(Saved entries)
#####
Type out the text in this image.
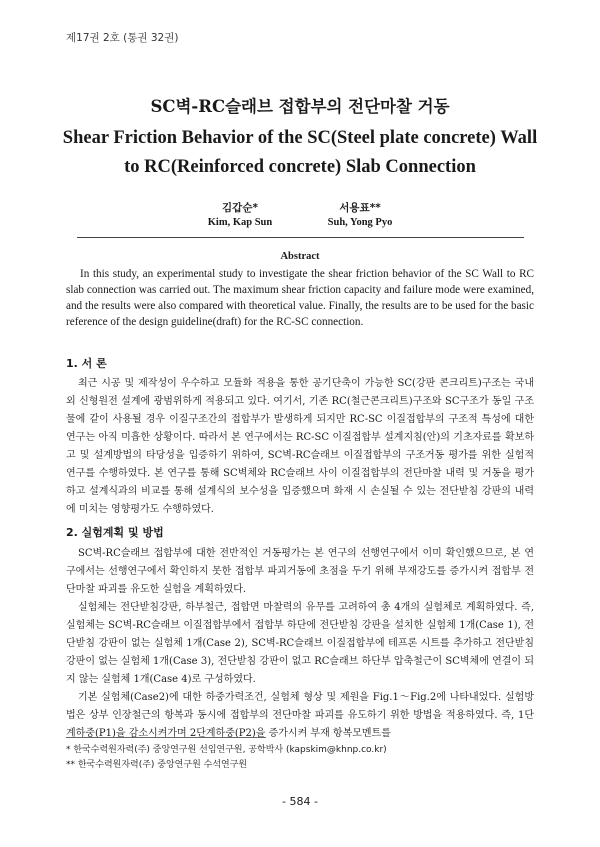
제17권 2호 (통권 32권)
SC벽-RC슬래브 접합부의 전단마찰 거동
Shear Friction Behavior of the SC(Steel plate concrete) Wall
to RC(Reinforced concrete) Slab Connection
김갑순*
Kim, Kap Sun
서용표**
Suh, Yong Pyo
Abstract
In this study, an experimental study to investigate the shear friction behavior of the SC Wall to RC slab connection was carried out. The maximum shear friction capacity and failure mode were examined, and the results were also compared with theoretical value. Finally, the results are to be used for the basic reference of the design guideline(draft) for the RC-SC connection.
1. 서 론
최근 시공 및 제작성이 우수하고 모듈화 적용을 통한 공기단축이 가능한 SC(강판 콘크리트)구조는 국내외 신형원전 설계에 광범위하게 적용되고 있다. 여기서, 기존 RC(철근콘크리트)구조와 SC구조가 동일 구조물에 같이 사용될 경우 이질구조간의 접합부가 발생하게 되지만 RC-SC 이질접합부의 구조적 특성에 대한 연구는 아직 미흡한 상황이다. 따라서 본 연구에서는 RC-SC 이질접합부 설계지침(안)의 기초자료를 확보하고 및 설계방법의 타당성을 입증하기 위하여, SC벽-RC슬래브 이질접합부의 구조거동 평가를 위한 실험적 연구를 수행하였다. 본 연구를 통해 SC벽체와 RC슬래브 사이 이질접합부의 전단마찰 내력 및 거동을 평가하고 설계식과의 비교를 통해 설계식의 보수성을 입증했으며 화재 시 손실될 수 있는 전단받침 강판의 내력에 미치는 영향평가도 수행하였다.
2. 실험계획 및 방법

SC벽-RC슬래브 접합부에 대한 전반적인 거동평가는 본 연구의 선행연구에서 이미 확인했으므로, 본 연구에서는 선행연구에서 확인하지 못한 접합부 파괴거동에 초점을 두기 위해 부재강도를 증가시켜 접합부 전단마찰 파괴를 유도한 실험을 계획하였다.

실험체는 전단받침강판, 하부철근, 접합면 마찰력의 유무를 고려하여 총 4개의 실험체로 계획하였다. 즉, 실험체는 SC벽-RC슬래브 이질접합부에서 접합부 하단에 전단받침 강판을 설치한 실험체 1개(Case 1), 전단받침 강판이 없는 실험체 1개(Case 2), SC벽-RC슬래브 이질접합부에 테프론 시트를 추가하고 전단받침 강판이 없는 실험체 1개(Case 3), 전단받침 강판이 없고 RC슬래브 하단부 압축철근이 SC벽체에 연결이 되지 않는 실험체 1개(Case 4)로 구성하였다.

기본 실험체(Case2)에 대한 하중가력조건, 실험체 형상 및 제원을 Fig.1～Fig.2에 나타내었다. 실험방법은 상부 인장철근의 항복과 동시에 접합부의 전단마찰 파괴를 유도하기 위한 방법을 적용하였다. 즉, 1단계하중(P1)을 감소시켜가며 2단계하중(P2)을 증가시켜 부재 항복모멘트를

* 한국수력원자력(주) 중앙연구원 선임연구원, 공학박사 (kapskim@khnp.co.kr)
** 한국수력원자력(주) 중앙연구원 수석연구원
- 584 -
#####
§ Exercise details: Repeat all the records above exactly, leaving out any pictures.

§ Exercise output:
Type out the text in this image.
제17권 2호 (통권 32권)
SC벽-RC슬래브 접합부의 전단마찰 거동
Shear Friction Behavior of the SC(Steel plate concrete) Wall
to RC(Reinforced concrete) Slab Connection
김갑순*
Kim, Kap Sun
서용표**
Suh, Yong Pyo
Abstract
In this study, an experimental study to investigate the shear friction behavior of the SC Wall to RC slab connection was carried out. The maximum shear friction capacity and failure mode were examined, and the results were also compared with theoretical value. Finally, the results are to be used for the basic reference of the design guideline(draft) for the RC-SC connection.
1. 서 론
최근 시공 및 제작성이 우수하고 모듈화 적용을 통한 공기단축이 가능한 SC(강판 콘크리트)구조는 국내외 신형원전 설계에 광범위하게 적용되고 있다. 여기서, 기존 RC(철근콘크리트)구조와 SC구조가 동일 구조물에 같이 사용될 경우 이질구조간의 접합부가 발생하게 되지만 RC-SC 이질접합부의 구조적 특성에 대한 연구는 아직 미흡한 상황이다. 따라서 본 연구에서는 RC-SC 이질접합부 설계지침(안)의 기초자료를 확보하고 및 설계방법의 타당성을 입증하기 위하여, SC벽-RC슬래브 이질접합부의 구조거동 평가를 위한 실험적 연구를 수행하였다. 본 연구를 통해 SC벽체와 RC슬래브 사이 이질접합부의 전단마찰 내력 및 거동을 평가하고 설계식과의 비교를 통해 설계식의 보수성을 입증했으며 화재 시 손실될 수 있는 전단받침 강판의 내력에 미치는 영향평가도 수행하였다.
2. 실험계획 및 방법

SC벽-RC슬래브 접합부에 대한 전반적인 거동평가는 본 연구의 선행연구에서 이미 확인했으므로, 본 연구에서는 선행연구에서 확인하지 못한 접합부 파괴거동에 초점을 두기 위해 부재강도를 증가시켜 접합부 전단마찰 파괴를 유도한 실험을 계획하였다.

실험체는 전단받침강판, 하부철근, 접합면 마찰력의 유무를 고려하여 총 4개의 실험체로 계획하였다. 즉, 실험체는 SC벽-RC슬래브 이질접합부에서 접합부 하단에 전단받침 강판을 설치한 실험체 1개(Case 1), 전단받침 강판이 없는 실험체 1개(Case 2), SC벽-RC슬래브 이질접합부에 테프론 시트를 추가하고 전단받침 강판이 없는 실험체 1개(Case 3), 전단받침 강판이 없고 RC슬래브 하단부 압축철근이 SC벽체에 연결이 되지 않는 실험체 1개(Case 4)로 구성하였다.

기본 실험체(Case2)에 대한 하중가력조건, 실험체 형상 및 제원을 Fig.1～Fig.2에 나타내었다. 실험방법은 상부 인장철근의 항복과 동시에 접합부의 전단마찰 파괴를 유도하기 위한 방법을 적용하였다. 즉, 1단계하중(P1)을 감소시켜가며 2단계하중(P2)을 증가시켜 부재 항복모멘트를

* 한국수력원자력(주) 중앙연구원 선임연구원, 공학박사 (kapskim@khnp.co.kr)
** 한국수력원자력(주) 중앙연구원 수석연구원
- 584 -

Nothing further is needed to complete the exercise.